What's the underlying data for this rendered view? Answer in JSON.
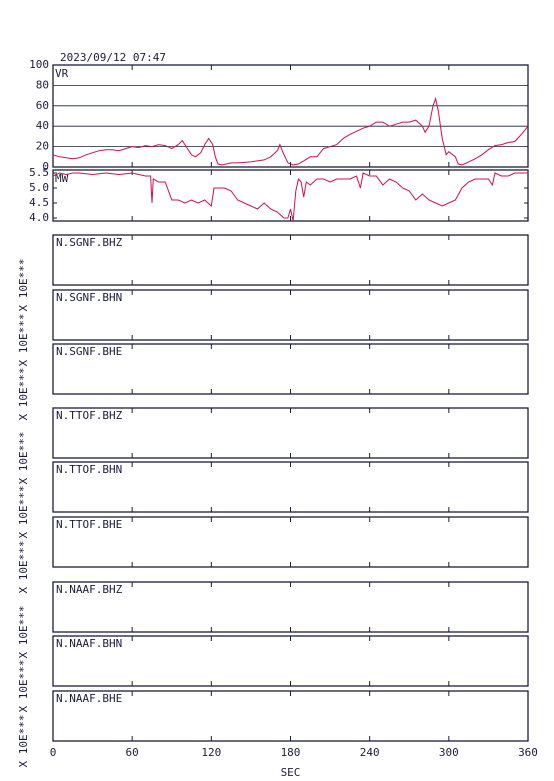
{
  "chart_data": [
    {
      "type": "line",
      "title": "2023/09/12 07:47",
      "ylabel": "VR",
      "color": "#d0104c",
      "x": [
        0,
        5,
        10,
        15,
        20,
        25,
        30,
        35,
        40,
        45,
        50,
        55,
        60,
        65,
        70,
        75,
        80,
        85,
        90,
        95,
        98,
        100,
        105,
        108,
        112,
        115,
        118,
        121,
        123,
        125,
        128,
        135,
        140,
        150,
        160,
        165,
        170,
        172,
        174,
        178,
        182,
        186,
        190,
        195,
        200,
        205,
        210,
        215,
        220,
        225,
        230,
        235,
        240,
        245,
        250,
        255,
        260,
        265,
        270,
        275,
        280,
        282,
        285,
        288,
        290,
        292,
        295,
        298,
        300,
        305,
        307,
        310,
        315,
        320,
        325,
        330,
        335,
        340,
        345,
        350,
        355,
        360
      ],
      "values": [
        12,
        10,
        9,
        8,
        9,
        12,
        14,
        16,
        17,
        17,
        16,
        18,
        20,
        19,
        21,
        20,
        22,
        21,
        18,
        22,
        26,
        22,
        12,
        10,
        14,
        22,
        28,
        22,
        10,
        3,
        2,
        4,
        4,
        5,
        7,
        10,
        16,
        22,
        15,
        4,
        2,
        3,
        6,
        10,
        10,
        18,
        20,
        22,
        28,
        32,
        35,
        38,
        40,
        44,
        44,
        40,
        42,
        44,
        44,
        46,
        40,
        34,
        40,
        60,
        67,
        55,
        28,
        12,
        15,
        10,
        3,
        2,
        5,
        8,
        12,
        17,
        21,
        22,
        24,
        25,
        32,
        40
      ],
      "xlim": [
        0,
        360
      ],
      "ylim": [
        0,
        100
      ],
      "yticks": [
        0,
        20,
        40,
        60,
        80,
        100
      ],
      "grid": true
    },
    {
      "type": "line",
      "ylabel": "MW",
      "color": "#d0104c",
      "x": [
        0,
        5,
        10,
        15,
        20,
        30,
        40,
        50,
        60,
        70,
        74,
        75,
        76,
        80,
        85,
        90,
        95,
        100,
        105,
        110,
        115,
        120,
        122,
        125,
        130,
        135,
        140,
        145,
        150,
        155,
        160,
        165,
        170,
        175,
        178,
        180,
        182,
        184,
        186,
        188,
        190,
        192,
        195,
        200,
        205,
        210,
        215,
        220,
        225,
        230,
        233,
        235,
        240,
        245,
        250,
        255,
        260,
        265,
        270,
        275,
        280,
        285,
        290,
        295,
        300,
        305,
        310,
        315,
        320,
        325,
        330,
        333,
        335,
        340,
        345,
        350,
        355,
        360
      ],
      "values": [
        5.4,
        5.5,
        5.45,
        5.5,
        5.5,
        5.45,
        5.5,
        5.45,
        5.5,
        5.4,
        5.4,
        4.5,
        5.3,
        5.2,
        5.2,
        4.6,
        4.6,
        4.5,
        4.6,
        4.5,
        4.6,
        4.4,
        5.0,
        5.0,
        5.0,
        4.9,
        4.6,
        4.5,
        4.4,
        4.3,
        4.5,
        4.3,
        4.2,
        4.0,
        4.0,
        4.3,
        3.9,
        4.9,
        5.3,
        5.2,
        4.7,
        5.2,
        5.1,
        5.3,
        5.3,
        5.2,
        5.3,
        5.3,
        5.3,
        5.4,
        5.0,
        5.5,
        5.4,
        5.4,
        5.1,
        5.3,
        5.2,
        5.0,
        4.9,
        4.6,
        4.8,
        4.6,
        4.5,
        4.4,
        4.5,
        4.6,
        5.0,
        5.2,
        5.3,
        5.3,
        5.3,
        5.1,
        5.5,
        5.4,
        5.4,
        5.5,
        5.5,
        5.5
      ],
      "xlim": [
        0,
        360
      ],
      "ylim": [
        3.9,
        5.6
      ],
      "yticks": [
        5.5,
        {
          "value": 5,
          "label": "5.0"
        },
        4.5,
        {
          "value": 4,
          "label": "4.0"
        }
      ]
    },
    {
      "type": "line",
      "title": "N.SGNF.BHZ",
      "ylabel": "X 10E***"
    },
    {
      "type": "line",
      "title": "N.SGNF.BHN",
      "ylabel": "X 10E***"
    },
    {
      "type": "line",
      "title": "N.SGNF.BHE",
      "ylabel": "X 10E***"
    },
    {
      "type": "line",
      "title": "N.TTOF.BHZ",
      "ylabel": "X 10E***"
    },
    {
      "type": "line",
      "title": "N.TTOF.BHN",
      "ylabel": "X 10E***"
    },
    {
      "type": "line",
      "title": "N.TTOF.BHE",
      "ylabel": "X 10E***"
    },
    {
      "type": "line",
      "title": "N.NAAF.BHZ",
      "ylabel": "X 10E***"
    },
    {
      "type": "line",
      "title": "N.NAAF.BHN",
      "ylabel": "X 10E***"
    },
    {
      "type": "line",
      "title": "N.NAAF.BHE",
      "ylabel": "X 10E***",
      "xlim": [
        0,
        360
      ],
      "xticks": [
        0,
        60,
        120,
        180,
        240,
        300,
        360
      ],
      "xlabel": "SEC"
    }
  ]
}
____
- **TO DO**: Print the whole listing above once more, word for word, without its pictures.

- **PROBLEM SOLUTION**:
What's the underlying data for this rendered view? Answer in JSON.
{
  "chart_data": [
    {
      "type": "line",
      "title": "2023/09/12 07:47",
      "ylabel": "VR",
      "color": "#d0104c",
      "x": [
        0,
        5,
        10,
        15,
        20,
        25,
        30,
        35,
        40,
        45,
        50,
        55,
        60,
        65,
        70,
        75,
        80,
        85,
        90,
        95,
        98,
        100,
        105,
        108,
        112,
        115,
        118,
        121,
        123,
        125,
        128,
        135,
        140,
        150,
        160,
        165,
        170,
        172,
        174,
        178,
        182,
        186,
        190,
        195,
        200,
        205,
        210,
        215,
        220,
        225,
        230,
        235,
        240,
        245,
        250,
        255,
        260,
        265,
        270,
        275,
        280,
        282,
        285,
        288,
        290,
        292,
        295,
        298,
        300,
        305,
        307,
        310,
        315,
        320,
        325,
        330,
        335,
        340,
        345,
        350,
        355,
        360
      ],
      "values": [
        12,
        10,
        9,
        8,
        9,
        12,
        14,
        16,
        17,
        17,
        16,
        18,
        20,
        19,
        21,
        20,
        22,
        21,
        18,
        22,
        26,
        22,
        12,
        10,
        14,
        22,
        28,
        22,
        10,
        3,
        2,
        4,
        4,
        5,
        7,
        10,
        16,
        22,
        15,
        4,
        2,
        3,
        6,
        10,
        10,
        18,
        20,
        22,
        28,
        32,
        35,
        38,
        40,
        44,
        44,
        40,
        42,
        44,
        44,
        46,
        40,
        34,
        40,
        60,
        67,
        55,
        28,
        12,
        15,
        10,
        3,
        2,
        5,
        8,
        12,
        17,
        21,
        22,
        24,
        25,
        32,
        40
      ],
      "xlim": [
        0,
        360
      ],
      "ylim": [
        0,
        100
      ],
      "yticks": [
        0,
        20,
        40,
        60,
        80,
        100
      ],
      "grid": true
    },
    {
      "type": "line",
      "ylabel": "MW",
      "color": "#d0104c",
      "x": [
        0,
        5,
        10,
        15,
        20,
        30,
        40,
        50,
        60,
        70,
        74,
        75,
        76,
        80,
        85,
        90,
        95,
        100,
        105,
        110,
        115,
        120,
        122,
        125,
        130,
        135,
        140,
        145,
        150,
        155,
        160,
        165,
        170,
        175,
        178,
        180,
        182,
        184,
        186,
        188,
        190,
        192,
        195,
        200,
        205,
        210,
        215,
        220,
        225,
        230,
        233,
        235,
        240,
        245,
        250,
        255,
        260,
        265,
        270,
        275,
        280,
        285,
        290,
        295,
        300,
        305,
        310,
        315,
        320,
        325,
        330,
        333,
        335,
        340,
        345,
        350,
        355,
        360
      ],
      "values": [
        5.4,
        5.5,
        5.45,
        5.5,
        5.5,
        5.45,
        5.5,
        5.45,
        5.5,
        5.4,
        5.4,
        4.5,
        5.3,
        5.2,
        5.2,
        4.6,
        4.6,
        4.5,
        4.6,
        4.5,
        4.6,
        4.4,
        5.0,
        5.0,
        5.0,
        4.9,
        4.6,
        4.5,
        4.4,
        4.3,
        4.5,
        4.3,
        4.2,
        4.0,
        4.0,
        4.3,
        3.9,
        4.9,
        5.3,
        5.2,
        4.7,
        5.2,
        5.1,
        5.3,
        5.3,
        5.2,
        5.3,
        5.3,
        5.3,
        5.4,
        5.0,
        5.5,
        5.4,
        5.4,
        5.1,
        5.3,
        5.2,
        5.0,
        4.9,
        4.6,
        4.8,
        4.6,
        4.5,
        4.4,
        4.5,
        4.6,
        5.0,
        5.2,
        5.3,
        5.3,
        5.3,
        5.1,
        5.5,
        5.4,
        5.4,
        5.5,
        5.5,
        5.5
      ],
      "xlim": [
        0,
        360
      ],
      "ylim": [
        3.9,
        5.6
      ],
      "yticks": [
        5.5,
        {
          "value": 5,
          "label": "5.0"
        },
        4.5,
        {
          "value": 4,
          "label": "4.0"
        }
      ]
    },
    {
      "type": "line",
      "title": "N.SGNF.BHZ",
      "ylabel": "X 10E***"
    },
    {
      "type": "line",
      "title": "N.SGNF.BHN",
      "ylabel": "X 10E***"
    },
    {
      "type": "line",
      "title": "N.SGNF.BHE",
      "ylabel": "X 10E***"
    },
    {
      "type": "line",
      "title": "N.TTOF.BHZ",
      "ylabel": "X 10E***"
    },
    {
      "type": "line",
      "title": "N.TTOF.BHN",
      "ylabel": "X 10E***"
    },
    {
      "type": "line",
      "title": "N.TTOF.BHE",
      "ylabel": "X 10E***"
    },
    {
      "type": "line",
      "title": "N.NAAF.BHZ",
      "ylabel": "X 10E***"
    },
    {
      "type": "line",
      "title": "N.NAAF.BHN",
      "ylabel": "X 10E***"
    },
    {
      "type": "line",
      "title": "N.NAAF.BHE",
      "ylabel": "X 10E***",
      "xlim": [
        0,
        360
      ],
      "xticks": [
        0,
        60,
        120,
        180,
        240,
        300,
        360
      ],
      "xlabel": "SEC"
    }
  ]
}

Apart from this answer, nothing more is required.